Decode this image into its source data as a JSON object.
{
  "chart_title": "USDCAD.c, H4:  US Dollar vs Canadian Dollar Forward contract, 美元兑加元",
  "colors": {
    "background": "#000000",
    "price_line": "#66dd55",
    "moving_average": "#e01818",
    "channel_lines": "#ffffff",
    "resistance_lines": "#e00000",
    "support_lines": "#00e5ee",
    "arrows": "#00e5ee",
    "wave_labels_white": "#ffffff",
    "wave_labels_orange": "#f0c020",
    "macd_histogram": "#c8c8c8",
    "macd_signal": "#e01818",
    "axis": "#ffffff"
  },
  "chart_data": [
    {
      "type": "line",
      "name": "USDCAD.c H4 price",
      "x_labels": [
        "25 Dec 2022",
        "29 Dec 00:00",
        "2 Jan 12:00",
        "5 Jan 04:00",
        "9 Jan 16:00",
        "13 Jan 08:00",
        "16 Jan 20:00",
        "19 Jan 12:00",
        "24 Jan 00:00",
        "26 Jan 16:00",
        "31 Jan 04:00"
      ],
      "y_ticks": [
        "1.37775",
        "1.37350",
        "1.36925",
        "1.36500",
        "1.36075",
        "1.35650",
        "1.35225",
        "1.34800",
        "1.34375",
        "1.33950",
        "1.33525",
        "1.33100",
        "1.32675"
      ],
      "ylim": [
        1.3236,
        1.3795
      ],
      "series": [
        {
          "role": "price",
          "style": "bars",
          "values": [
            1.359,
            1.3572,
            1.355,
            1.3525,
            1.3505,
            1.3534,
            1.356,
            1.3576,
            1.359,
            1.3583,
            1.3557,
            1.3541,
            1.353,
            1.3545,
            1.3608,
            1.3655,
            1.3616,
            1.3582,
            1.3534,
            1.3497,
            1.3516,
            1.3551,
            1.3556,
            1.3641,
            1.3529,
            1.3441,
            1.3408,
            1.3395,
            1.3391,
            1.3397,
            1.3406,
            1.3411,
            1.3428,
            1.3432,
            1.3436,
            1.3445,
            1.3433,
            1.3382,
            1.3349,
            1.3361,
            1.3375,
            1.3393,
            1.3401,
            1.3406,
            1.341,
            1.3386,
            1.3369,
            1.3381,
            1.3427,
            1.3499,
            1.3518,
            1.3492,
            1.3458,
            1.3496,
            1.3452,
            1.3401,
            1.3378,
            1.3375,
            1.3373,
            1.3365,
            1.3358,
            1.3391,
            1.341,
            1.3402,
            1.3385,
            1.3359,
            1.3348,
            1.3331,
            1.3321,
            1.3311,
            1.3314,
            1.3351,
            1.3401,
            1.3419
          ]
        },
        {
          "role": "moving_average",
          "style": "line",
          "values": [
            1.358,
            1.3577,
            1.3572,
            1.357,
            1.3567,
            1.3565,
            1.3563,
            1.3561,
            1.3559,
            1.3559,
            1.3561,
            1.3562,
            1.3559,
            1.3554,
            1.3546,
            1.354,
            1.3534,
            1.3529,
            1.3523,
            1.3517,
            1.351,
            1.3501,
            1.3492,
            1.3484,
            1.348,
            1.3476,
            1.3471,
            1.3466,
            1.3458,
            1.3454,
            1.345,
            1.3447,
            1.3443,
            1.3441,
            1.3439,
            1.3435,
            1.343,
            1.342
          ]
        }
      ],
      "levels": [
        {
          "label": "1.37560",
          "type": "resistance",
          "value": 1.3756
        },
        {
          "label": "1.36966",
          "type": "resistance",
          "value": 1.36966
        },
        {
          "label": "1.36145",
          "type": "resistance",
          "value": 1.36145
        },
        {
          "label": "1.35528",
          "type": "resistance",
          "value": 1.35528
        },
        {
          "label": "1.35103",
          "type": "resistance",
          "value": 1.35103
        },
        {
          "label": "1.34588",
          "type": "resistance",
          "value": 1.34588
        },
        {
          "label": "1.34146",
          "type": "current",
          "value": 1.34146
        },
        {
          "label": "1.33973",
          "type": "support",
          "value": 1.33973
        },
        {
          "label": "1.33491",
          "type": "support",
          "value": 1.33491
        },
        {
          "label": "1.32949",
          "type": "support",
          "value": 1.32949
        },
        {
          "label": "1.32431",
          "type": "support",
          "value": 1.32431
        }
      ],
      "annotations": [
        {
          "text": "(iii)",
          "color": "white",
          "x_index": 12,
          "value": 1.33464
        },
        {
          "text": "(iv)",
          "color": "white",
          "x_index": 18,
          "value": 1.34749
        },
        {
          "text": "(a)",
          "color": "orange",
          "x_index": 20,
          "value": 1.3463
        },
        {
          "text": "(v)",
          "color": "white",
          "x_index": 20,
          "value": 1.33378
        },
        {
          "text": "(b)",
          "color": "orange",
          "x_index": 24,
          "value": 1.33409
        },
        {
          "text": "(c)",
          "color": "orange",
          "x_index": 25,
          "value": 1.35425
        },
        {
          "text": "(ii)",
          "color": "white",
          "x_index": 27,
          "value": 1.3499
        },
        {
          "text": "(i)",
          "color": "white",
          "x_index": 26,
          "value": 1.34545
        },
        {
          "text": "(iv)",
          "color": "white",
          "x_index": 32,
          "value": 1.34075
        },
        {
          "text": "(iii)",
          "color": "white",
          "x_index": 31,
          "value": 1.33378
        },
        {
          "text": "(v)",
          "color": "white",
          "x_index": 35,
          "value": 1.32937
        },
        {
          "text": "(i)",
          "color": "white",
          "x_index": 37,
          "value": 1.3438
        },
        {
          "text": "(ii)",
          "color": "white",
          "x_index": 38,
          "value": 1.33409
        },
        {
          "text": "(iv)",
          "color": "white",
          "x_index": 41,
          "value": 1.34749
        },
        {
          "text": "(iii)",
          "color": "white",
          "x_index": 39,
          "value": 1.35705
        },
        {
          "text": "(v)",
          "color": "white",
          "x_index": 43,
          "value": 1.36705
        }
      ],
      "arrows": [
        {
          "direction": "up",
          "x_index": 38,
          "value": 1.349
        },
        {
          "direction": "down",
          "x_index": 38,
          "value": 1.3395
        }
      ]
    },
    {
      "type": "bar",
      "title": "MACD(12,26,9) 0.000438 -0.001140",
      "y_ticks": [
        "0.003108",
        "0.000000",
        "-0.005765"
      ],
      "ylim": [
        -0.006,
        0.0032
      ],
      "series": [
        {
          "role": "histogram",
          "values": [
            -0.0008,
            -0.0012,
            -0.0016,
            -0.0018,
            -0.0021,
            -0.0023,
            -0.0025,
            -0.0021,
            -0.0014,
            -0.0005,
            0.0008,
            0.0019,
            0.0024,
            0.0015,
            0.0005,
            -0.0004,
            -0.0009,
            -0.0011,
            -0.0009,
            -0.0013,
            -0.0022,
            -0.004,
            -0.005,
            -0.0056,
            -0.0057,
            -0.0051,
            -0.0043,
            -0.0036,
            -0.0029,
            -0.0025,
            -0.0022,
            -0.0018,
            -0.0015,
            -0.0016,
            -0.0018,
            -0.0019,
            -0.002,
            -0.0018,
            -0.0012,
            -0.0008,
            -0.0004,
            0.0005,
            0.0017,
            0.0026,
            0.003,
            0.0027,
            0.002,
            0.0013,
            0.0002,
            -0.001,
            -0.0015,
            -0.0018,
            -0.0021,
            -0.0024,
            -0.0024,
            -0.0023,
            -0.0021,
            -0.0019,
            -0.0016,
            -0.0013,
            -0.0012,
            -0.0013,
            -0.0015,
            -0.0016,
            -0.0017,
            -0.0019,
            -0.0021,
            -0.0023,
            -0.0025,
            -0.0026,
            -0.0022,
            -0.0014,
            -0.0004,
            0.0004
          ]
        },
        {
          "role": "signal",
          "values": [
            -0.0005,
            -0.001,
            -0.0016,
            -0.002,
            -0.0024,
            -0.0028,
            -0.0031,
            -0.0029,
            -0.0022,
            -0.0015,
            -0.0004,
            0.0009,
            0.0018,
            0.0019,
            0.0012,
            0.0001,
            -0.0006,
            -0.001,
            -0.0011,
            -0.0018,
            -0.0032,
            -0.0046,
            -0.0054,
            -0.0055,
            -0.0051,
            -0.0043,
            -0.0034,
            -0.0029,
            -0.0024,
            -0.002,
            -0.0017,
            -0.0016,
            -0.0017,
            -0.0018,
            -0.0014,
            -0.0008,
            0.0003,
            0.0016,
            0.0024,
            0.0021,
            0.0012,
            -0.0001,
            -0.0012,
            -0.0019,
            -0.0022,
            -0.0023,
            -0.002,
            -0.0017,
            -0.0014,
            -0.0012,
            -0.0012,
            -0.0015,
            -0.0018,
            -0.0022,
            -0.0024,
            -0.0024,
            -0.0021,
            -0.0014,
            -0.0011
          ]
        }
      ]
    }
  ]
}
-*-*-
Brief
Only lines that contain the word "ffffff" are wanted; copy each of them.

Task answer
    "channel_lines": "#ffffff",
    "wave_labels_white": "#ffffff",
    "axis": "#ffffff"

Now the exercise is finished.